Set task: Copy out the lines starting with the one containing "contact-button[interactable]: KONTAKT (608, 14, 683, 38)" and ending with the one containing "folder-icon (23, 192, 31, 200)", both included, reproducing each character unchanged.
───── Recorded information ─────
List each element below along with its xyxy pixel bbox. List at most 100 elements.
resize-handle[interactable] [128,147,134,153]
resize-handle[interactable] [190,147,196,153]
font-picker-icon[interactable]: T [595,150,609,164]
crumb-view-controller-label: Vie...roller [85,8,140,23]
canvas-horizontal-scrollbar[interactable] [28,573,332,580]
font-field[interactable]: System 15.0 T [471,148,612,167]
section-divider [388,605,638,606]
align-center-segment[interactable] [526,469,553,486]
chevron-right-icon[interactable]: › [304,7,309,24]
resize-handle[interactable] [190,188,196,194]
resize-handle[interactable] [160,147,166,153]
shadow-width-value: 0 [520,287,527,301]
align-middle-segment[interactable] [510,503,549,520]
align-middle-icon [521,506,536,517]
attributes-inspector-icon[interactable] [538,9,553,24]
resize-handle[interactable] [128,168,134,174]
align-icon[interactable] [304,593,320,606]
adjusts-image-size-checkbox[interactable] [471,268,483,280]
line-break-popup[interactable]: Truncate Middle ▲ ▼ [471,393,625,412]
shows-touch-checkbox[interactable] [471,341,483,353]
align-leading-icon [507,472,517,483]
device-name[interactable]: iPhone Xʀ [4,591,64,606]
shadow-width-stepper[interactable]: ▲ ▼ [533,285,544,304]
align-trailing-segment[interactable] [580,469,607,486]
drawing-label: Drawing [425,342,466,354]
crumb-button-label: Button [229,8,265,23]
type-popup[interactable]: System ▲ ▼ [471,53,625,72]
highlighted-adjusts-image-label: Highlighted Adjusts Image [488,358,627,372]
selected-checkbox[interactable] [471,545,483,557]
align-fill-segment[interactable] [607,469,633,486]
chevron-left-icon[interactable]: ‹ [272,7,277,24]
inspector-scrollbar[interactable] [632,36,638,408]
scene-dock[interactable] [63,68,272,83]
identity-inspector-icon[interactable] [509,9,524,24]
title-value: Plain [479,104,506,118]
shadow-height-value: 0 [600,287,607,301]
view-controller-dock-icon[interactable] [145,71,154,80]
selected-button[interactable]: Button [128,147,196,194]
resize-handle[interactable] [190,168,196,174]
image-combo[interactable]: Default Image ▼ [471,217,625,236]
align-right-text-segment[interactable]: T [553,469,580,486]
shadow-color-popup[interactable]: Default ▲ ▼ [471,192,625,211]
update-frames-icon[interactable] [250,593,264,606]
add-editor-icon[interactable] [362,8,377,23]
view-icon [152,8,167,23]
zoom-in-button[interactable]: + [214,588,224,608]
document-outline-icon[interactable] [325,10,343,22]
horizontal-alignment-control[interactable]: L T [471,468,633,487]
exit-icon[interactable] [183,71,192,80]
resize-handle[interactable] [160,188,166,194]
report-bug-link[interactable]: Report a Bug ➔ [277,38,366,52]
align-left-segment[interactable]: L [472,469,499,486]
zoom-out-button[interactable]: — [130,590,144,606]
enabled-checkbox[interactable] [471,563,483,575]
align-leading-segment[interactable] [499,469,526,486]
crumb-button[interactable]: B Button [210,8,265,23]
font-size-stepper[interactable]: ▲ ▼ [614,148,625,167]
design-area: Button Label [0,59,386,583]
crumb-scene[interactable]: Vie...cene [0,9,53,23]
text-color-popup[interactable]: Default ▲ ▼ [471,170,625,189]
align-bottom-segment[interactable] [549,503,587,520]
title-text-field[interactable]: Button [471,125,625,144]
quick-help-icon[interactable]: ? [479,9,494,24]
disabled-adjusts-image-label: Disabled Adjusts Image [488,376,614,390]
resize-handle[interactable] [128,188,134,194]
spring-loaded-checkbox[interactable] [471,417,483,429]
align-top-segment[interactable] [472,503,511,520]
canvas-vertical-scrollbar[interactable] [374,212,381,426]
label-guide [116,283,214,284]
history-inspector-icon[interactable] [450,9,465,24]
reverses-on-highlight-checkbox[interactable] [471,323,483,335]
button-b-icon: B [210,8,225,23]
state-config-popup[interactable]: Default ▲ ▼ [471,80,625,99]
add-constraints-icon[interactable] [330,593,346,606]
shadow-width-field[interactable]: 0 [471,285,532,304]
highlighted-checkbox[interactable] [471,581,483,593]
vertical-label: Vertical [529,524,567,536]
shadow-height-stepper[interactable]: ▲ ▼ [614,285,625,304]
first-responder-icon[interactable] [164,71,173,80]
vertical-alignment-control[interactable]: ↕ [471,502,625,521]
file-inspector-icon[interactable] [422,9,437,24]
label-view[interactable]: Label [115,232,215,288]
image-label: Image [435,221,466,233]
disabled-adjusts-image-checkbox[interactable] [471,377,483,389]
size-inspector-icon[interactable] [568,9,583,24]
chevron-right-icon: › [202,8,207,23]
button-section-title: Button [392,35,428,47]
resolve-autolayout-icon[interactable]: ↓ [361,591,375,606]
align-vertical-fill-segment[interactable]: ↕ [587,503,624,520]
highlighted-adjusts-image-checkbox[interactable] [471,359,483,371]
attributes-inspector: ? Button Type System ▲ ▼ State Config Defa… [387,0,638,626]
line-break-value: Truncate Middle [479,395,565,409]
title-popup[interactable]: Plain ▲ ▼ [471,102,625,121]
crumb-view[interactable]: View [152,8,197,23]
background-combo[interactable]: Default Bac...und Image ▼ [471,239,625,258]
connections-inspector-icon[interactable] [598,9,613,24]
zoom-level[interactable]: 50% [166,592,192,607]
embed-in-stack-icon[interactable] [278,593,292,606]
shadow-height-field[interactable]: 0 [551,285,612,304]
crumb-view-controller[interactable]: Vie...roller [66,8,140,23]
─────
───── Recorded information ─────
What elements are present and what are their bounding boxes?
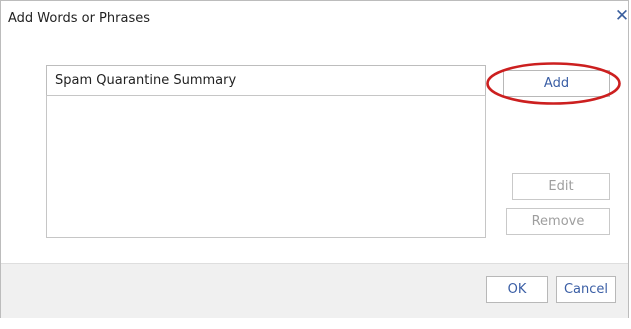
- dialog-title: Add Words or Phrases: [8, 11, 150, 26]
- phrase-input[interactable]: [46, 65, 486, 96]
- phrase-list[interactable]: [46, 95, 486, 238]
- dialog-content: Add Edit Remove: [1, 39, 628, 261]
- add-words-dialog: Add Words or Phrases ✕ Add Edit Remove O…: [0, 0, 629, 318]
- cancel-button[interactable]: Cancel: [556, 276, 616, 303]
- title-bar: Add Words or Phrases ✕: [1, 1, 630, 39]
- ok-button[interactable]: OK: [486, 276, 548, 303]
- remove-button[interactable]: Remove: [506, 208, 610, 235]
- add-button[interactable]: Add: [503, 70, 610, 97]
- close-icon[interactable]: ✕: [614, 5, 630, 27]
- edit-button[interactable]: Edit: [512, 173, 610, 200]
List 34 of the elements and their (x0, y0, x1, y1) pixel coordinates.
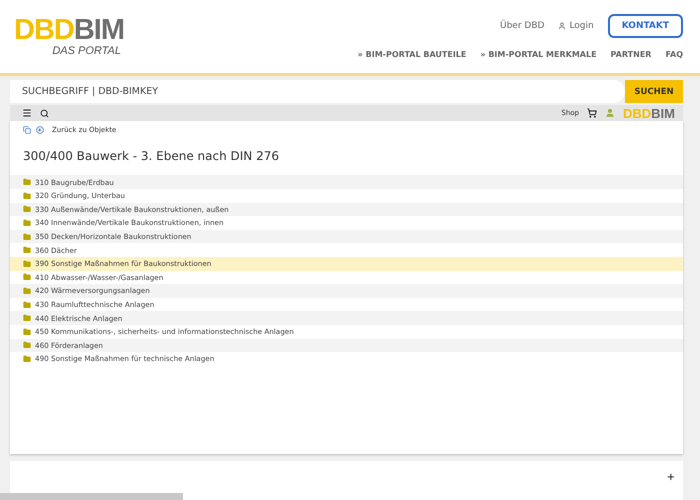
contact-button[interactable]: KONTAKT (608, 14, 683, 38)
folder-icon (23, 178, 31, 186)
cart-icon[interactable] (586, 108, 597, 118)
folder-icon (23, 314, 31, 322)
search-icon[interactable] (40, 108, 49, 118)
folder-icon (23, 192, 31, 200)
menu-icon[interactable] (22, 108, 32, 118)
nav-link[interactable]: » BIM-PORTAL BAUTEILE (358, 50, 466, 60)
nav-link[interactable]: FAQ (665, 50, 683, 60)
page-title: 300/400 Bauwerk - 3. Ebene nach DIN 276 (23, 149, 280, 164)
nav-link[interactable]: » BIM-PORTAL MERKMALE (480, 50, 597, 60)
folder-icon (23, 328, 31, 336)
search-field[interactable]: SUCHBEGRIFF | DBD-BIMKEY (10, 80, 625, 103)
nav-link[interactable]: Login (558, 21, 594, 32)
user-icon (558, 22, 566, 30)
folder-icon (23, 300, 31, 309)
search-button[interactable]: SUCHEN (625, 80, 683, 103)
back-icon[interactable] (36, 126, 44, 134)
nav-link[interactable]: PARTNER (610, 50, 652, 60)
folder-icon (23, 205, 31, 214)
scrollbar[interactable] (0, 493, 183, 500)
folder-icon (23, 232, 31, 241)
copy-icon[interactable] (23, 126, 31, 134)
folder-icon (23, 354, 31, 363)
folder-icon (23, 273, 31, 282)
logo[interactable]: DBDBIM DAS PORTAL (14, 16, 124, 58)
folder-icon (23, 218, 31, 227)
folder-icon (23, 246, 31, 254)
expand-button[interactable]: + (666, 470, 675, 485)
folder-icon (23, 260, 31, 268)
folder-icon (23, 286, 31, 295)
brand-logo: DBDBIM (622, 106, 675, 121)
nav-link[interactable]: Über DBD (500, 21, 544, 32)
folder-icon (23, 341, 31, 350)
─────
Task output:
contact-button[interactable]: KONTAKT (608, 14, 683, 38)
folder-icon (23, 178, 31, 186)
cart-icon[interactable] (586, 108, 597, 118)
folder-icon (23, 314, 31, 322)
search-icon[interactable] (40, 108, 49, 118)
folder-icon (23, 192, 31, 200)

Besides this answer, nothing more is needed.